== Exercise details ==
Identify each line in the records below that contains the word "xlabel", and copy it.

====

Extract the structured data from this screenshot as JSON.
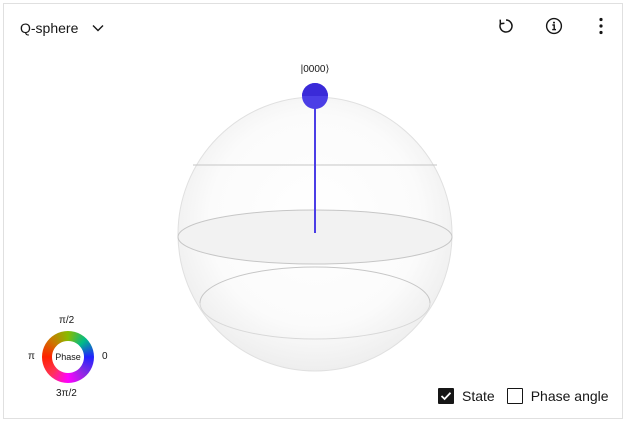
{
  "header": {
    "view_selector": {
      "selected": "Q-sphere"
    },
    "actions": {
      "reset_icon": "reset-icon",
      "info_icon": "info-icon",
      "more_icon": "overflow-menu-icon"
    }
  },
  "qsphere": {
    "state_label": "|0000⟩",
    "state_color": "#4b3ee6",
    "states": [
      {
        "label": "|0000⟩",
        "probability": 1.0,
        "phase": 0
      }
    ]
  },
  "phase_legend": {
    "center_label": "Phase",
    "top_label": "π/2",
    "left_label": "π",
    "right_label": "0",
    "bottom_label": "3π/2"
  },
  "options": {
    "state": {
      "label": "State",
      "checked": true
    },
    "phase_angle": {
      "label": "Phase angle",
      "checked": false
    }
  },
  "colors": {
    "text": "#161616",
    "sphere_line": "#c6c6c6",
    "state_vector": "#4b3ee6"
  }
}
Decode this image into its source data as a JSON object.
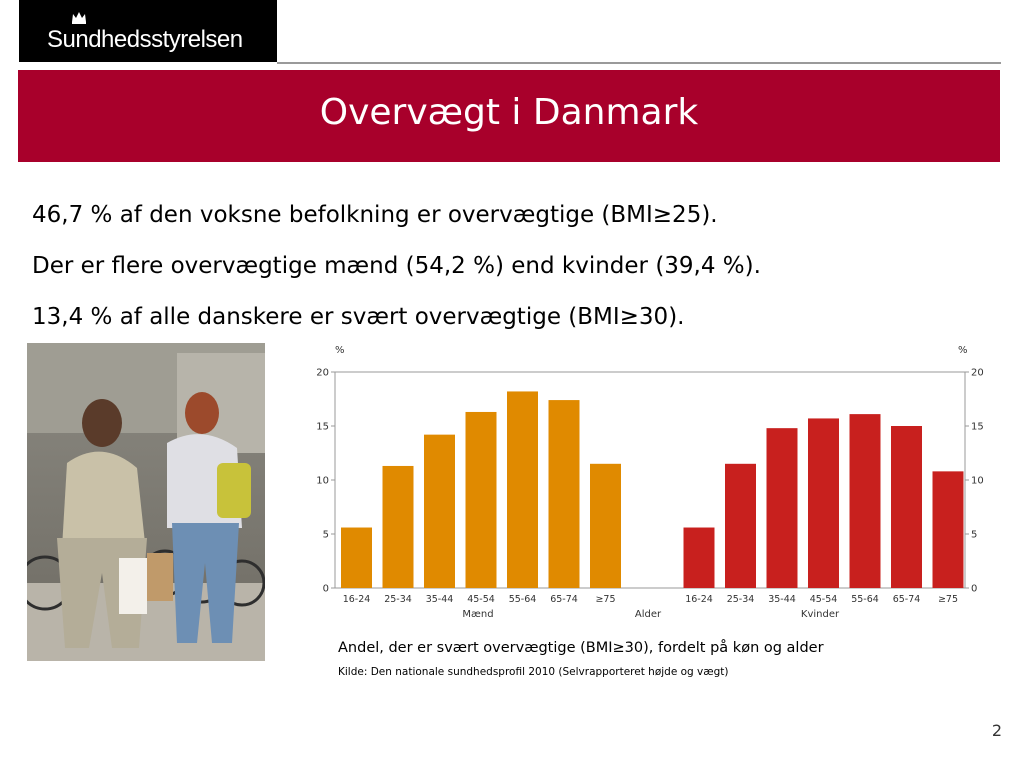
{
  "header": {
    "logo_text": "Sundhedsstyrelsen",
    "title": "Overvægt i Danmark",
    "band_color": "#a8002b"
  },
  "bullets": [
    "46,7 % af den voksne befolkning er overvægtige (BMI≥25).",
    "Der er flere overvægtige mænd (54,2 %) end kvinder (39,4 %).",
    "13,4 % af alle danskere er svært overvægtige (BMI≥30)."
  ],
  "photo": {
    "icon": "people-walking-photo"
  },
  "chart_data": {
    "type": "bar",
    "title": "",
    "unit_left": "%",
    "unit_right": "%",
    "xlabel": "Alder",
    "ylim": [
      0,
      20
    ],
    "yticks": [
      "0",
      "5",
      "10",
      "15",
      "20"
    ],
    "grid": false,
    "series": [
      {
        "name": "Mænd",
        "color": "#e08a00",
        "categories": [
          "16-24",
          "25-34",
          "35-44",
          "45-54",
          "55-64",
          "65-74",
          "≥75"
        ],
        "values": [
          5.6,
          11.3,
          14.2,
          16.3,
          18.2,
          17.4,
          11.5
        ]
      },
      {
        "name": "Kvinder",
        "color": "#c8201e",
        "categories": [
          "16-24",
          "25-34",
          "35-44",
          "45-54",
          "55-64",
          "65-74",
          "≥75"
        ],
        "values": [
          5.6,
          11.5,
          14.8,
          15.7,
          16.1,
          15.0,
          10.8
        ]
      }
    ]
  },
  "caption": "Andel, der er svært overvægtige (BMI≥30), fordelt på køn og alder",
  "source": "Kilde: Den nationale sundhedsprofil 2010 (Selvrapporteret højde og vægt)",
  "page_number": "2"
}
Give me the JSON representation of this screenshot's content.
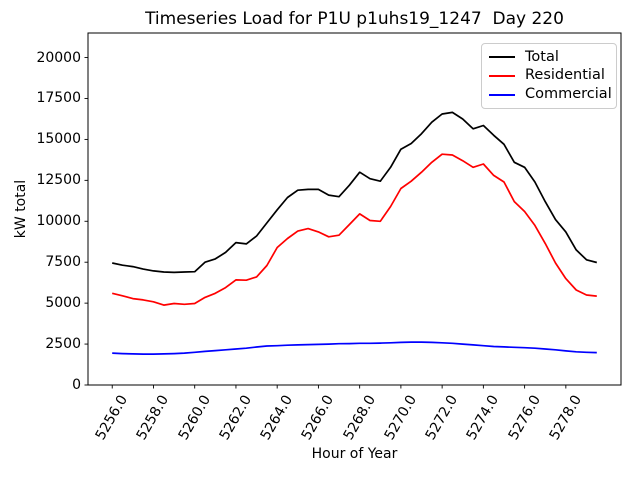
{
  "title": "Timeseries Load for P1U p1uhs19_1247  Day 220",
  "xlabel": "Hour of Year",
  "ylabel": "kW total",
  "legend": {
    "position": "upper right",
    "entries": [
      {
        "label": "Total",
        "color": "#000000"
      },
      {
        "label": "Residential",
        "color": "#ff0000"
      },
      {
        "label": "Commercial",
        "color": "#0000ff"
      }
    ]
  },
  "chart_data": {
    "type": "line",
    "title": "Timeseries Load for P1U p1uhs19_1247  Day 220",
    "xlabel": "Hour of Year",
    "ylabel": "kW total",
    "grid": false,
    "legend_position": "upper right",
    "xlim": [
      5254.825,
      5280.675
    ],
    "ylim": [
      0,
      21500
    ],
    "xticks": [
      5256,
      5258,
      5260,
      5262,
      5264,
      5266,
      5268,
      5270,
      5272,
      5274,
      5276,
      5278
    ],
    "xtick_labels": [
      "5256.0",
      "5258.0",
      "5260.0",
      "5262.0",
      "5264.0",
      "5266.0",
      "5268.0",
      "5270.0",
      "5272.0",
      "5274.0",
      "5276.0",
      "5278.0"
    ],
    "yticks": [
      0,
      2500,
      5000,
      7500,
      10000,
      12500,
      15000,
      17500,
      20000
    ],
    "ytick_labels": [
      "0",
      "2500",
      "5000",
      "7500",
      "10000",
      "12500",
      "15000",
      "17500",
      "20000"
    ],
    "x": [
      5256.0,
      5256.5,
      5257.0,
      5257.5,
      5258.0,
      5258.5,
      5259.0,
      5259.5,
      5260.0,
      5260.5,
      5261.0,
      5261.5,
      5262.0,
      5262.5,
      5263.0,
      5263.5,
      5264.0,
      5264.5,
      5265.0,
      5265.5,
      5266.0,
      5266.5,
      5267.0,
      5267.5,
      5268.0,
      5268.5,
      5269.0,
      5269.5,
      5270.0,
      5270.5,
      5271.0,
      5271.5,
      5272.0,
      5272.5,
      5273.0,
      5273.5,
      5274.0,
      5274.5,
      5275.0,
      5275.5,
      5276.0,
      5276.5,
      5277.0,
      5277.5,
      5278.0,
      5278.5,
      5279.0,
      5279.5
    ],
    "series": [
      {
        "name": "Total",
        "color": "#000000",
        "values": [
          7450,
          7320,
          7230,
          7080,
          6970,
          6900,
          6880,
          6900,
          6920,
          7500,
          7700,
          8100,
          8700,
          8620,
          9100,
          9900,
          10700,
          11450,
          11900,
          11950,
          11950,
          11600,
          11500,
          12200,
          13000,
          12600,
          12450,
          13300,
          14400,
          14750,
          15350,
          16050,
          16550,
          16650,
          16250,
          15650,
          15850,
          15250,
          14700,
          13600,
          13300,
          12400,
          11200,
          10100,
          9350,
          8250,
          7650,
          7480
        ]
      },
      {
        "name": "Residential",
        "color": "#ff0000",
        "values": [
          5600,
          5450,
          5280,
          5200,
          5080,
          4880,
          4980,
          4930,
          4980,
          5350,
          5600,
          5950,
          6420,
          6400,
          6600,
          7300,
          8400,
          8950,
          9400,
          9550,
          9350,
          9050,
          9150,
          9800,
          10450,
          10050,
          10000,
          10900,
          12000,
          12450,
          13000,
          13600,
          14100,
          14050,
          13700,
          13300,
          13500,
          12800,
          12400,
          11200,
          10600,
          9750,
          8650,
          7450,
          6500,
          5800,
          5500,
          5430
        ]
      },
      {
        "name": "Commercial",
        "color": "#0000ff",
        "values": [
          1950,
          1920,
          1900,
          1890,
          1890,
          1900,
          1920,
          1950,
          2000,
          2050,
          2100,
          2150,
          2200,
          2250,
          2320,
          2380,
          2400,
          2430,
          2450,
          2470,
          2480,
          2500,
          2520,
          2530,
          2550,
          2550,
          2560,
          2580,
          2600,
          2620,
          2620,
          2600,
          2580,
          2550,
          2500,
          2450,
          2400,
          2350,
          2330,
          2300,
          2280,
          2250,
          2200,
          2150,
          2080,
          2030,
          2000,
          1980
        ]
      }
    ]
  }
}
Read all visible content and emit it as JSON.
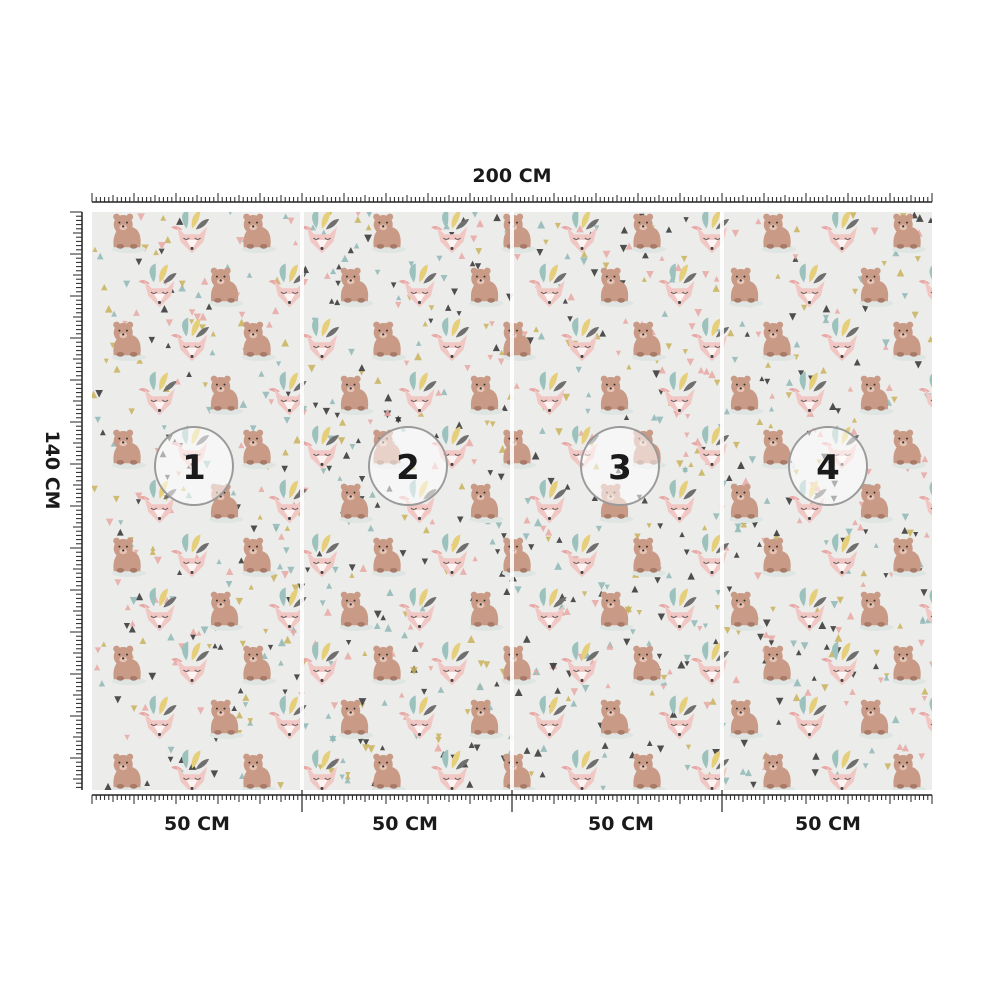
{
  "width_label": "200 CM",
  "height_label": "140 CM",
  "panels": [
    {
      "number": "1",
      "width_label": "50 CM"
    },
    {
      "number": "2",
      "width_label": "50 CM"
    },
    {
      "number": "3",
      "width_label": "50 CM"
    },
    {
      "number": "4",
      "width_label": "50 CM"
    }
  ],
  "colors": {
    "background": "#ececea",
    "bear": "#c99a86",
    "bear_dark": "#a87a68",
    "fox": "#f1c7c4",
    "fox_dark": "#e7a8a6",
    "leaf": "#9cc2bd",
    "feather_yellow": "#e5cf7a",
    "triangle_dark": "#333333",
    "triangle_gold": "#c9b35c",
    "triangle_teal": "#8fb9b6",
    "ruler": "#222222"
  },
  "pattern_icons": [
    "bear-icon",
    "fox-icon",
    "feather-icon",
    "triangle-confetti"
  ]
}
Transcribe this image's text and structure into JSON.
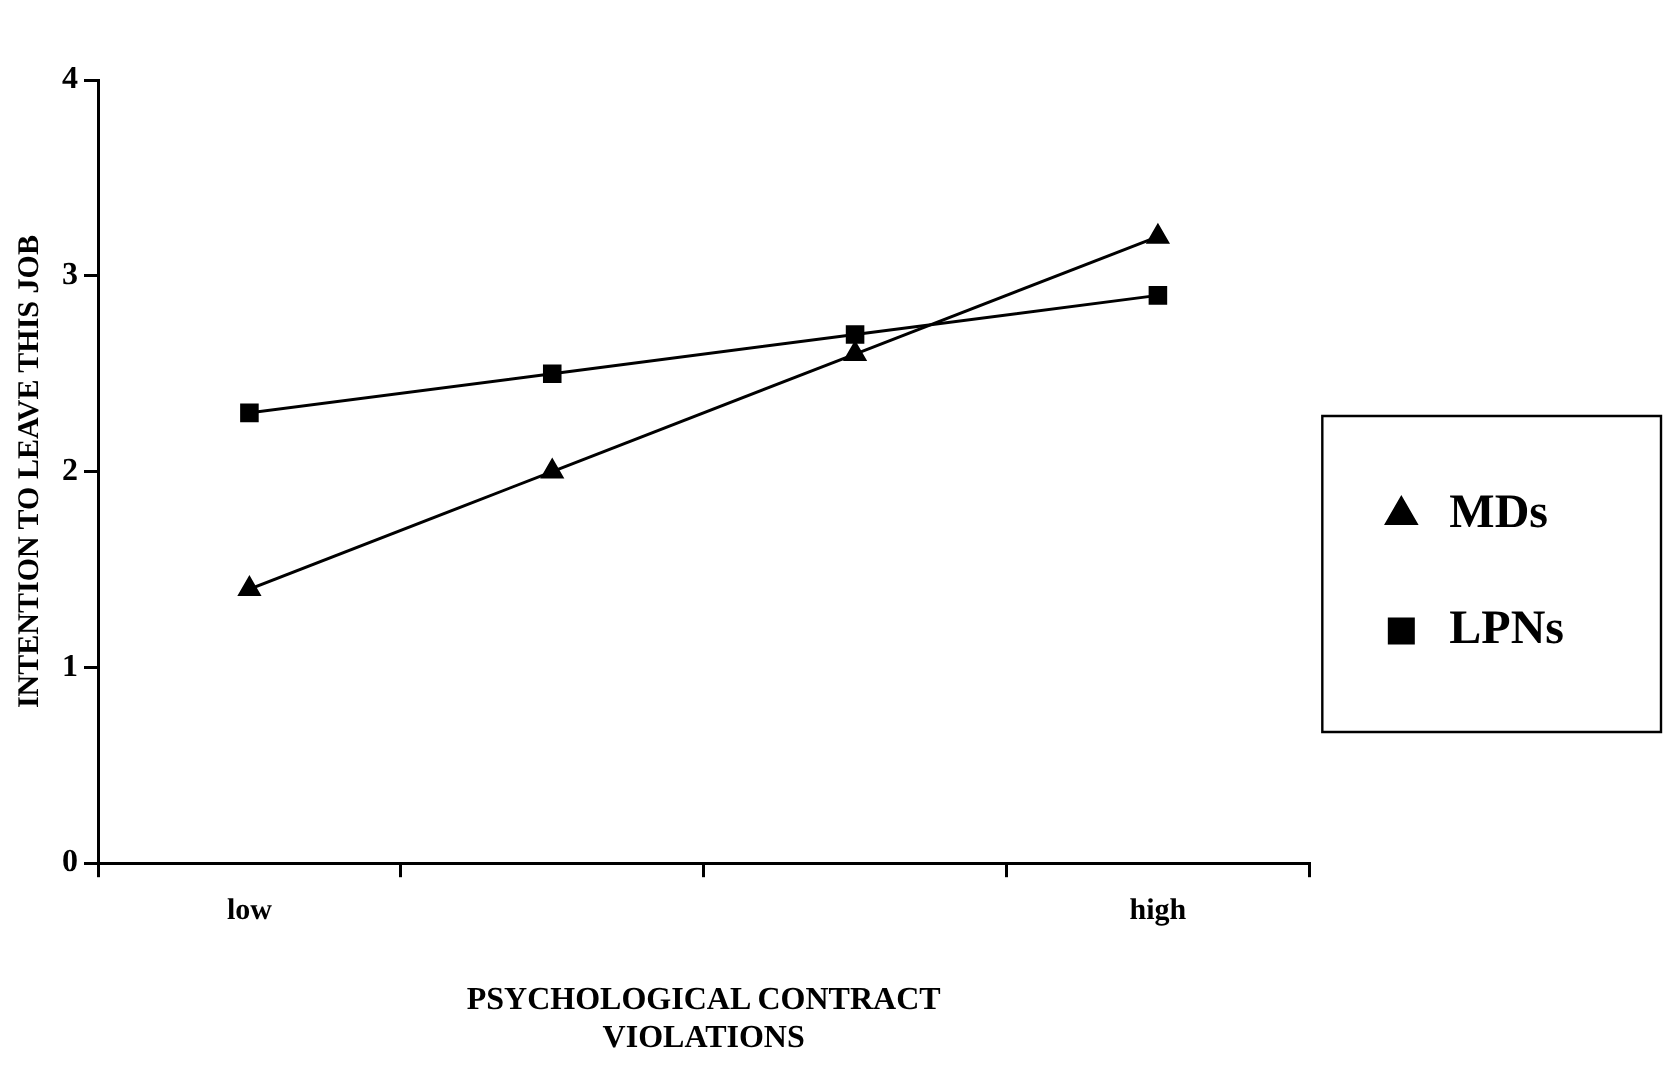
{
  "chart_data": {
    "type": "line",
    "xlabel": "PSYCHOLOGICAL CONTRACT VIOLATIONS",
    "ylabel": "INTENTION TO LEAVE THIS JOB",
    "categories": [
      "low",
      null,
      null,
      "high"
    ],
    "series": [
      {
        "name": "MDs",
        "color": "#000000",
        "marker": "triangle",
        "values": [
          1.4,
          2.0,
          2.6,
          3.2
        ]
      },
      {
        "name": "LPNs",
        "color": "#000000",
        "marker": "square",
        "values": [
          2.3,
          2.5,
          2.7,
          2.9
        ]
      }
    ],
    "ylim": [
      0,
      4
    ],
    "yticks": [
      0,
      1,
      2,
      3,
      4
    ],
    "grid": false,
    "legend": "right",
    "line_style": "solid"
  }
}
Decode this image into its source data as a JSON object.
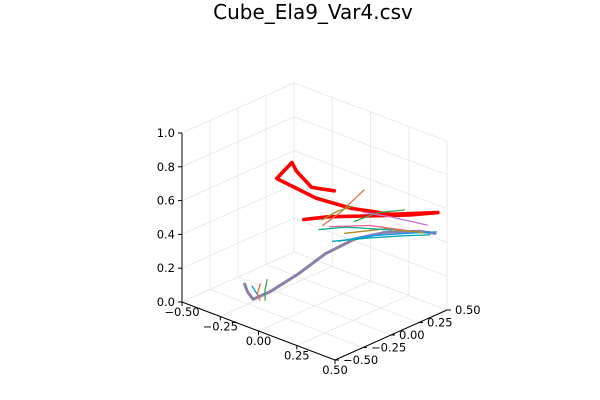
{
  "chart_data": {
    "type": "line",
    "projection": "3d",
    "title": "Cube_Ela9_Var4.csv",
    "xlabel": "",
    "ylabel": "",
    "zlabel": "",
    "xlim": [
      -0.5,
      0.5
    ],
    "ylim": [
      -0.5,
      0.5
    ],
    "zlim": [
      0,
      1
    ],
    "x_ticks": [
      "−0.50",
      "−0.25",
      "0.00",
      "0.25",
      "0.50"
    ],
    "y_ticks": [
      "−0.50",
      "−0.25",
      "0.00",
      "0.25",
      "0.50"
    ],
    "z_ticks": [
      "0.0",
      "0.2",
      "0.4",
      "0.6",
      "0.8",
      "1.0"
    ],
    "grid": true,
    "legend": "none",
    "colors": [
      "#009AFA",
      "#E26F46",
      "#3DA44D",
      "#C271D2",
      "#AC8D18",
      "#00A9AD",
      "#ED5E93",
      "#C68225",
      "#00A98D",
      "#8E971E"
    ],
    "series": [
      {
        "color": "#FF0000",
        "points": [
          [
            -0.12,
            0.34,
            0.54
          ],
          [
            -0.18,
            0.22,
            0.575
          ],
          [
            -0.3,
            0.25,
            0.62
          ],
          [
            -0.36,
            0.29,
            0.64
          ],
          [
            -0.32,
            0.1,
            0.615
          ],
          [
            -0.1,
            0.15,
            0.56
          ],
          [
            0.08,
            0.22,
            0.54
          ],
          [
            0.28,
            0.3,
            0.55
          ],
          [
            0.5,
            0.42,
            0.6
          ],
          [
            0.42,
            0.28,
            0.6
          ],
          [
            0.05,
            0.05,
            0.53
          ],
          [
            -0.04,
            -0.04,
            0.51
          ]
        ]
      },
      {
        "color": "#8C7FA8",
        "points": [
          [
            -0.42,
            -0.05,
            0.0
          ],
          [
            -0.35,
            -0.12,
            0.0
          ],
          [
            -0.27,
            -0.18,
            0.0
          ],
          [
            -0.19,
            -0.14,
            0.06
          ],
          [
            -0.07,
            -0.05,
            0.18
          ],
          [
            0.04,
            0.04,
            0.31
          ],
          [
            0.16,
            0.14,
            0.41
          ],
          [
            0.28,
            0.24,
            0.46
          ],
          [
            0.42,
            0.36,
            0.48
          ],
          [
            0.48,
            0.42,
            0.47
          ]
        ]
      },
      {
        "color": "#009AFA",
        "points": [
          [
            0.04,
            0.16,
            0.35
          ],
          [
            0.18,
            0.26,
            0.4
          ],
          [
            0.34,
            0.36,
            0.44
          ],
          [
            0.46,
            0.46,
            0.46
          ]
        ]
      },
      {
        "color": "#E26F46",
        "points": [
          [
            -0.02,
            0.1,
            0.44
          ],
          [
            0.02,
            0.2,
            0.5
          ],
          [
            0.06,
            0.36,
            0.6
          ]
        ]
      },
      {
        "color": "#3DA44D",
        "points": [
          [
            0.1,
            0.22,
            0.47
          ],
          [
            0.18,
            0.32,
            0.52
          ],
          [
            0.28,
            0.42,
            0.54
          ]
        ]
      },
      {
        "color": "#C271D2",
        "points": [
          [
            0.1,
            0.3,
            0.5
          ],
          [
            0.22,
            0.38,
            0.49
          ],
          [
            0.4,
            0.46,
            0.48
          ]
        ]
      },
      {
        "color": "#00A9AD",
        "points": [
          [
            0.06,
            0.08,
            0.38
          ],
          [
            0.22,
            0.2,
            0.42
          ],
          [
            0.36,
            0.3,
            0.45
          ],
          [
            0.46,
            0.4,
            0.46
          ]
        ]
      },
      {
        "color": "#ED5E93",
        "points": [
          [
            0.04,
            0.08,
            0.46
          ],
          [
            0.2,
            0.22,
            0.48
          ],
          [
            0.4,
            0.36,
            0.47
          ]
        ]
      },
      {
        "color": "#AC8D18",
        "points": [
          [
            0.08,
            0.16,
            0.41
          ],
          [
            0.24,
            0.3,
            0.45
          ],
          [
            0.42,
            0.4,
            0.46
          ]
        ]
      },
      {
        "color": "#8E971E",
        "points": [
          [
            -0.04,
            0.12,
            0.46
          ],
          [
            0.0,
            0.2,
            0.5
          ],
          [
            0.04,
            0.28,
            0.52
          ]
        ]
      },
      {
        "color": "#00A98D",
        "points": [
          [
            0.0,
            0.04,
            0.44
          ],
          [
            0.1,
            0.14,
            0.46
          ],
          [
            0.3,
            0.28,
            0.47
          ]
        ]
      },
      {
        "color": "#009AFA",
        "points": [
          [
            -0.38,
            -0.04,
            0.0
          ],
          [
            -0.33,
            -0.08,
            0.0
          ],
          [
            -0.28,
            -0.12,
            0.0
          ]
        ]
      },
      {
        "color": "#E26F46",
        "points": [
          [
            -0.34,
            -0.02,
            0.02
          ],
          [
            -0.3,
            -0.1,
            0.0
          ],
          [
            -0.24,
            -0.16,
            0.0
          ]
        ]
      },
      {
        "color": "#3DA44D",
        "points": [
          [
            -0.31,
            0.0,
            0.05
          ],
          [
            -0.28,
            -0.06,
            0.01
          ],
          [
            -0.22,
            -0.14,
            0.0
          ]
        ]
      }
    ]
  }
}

====

== Response below ==
    "xlabel": "Alder",
  "xlabel": "Hour of Year",
    "xlabel": "Hour of Year",
    "xlabel": "PSYCHOLOGICAL CONTRACT VIOLATIONS",
    "xlabel": "",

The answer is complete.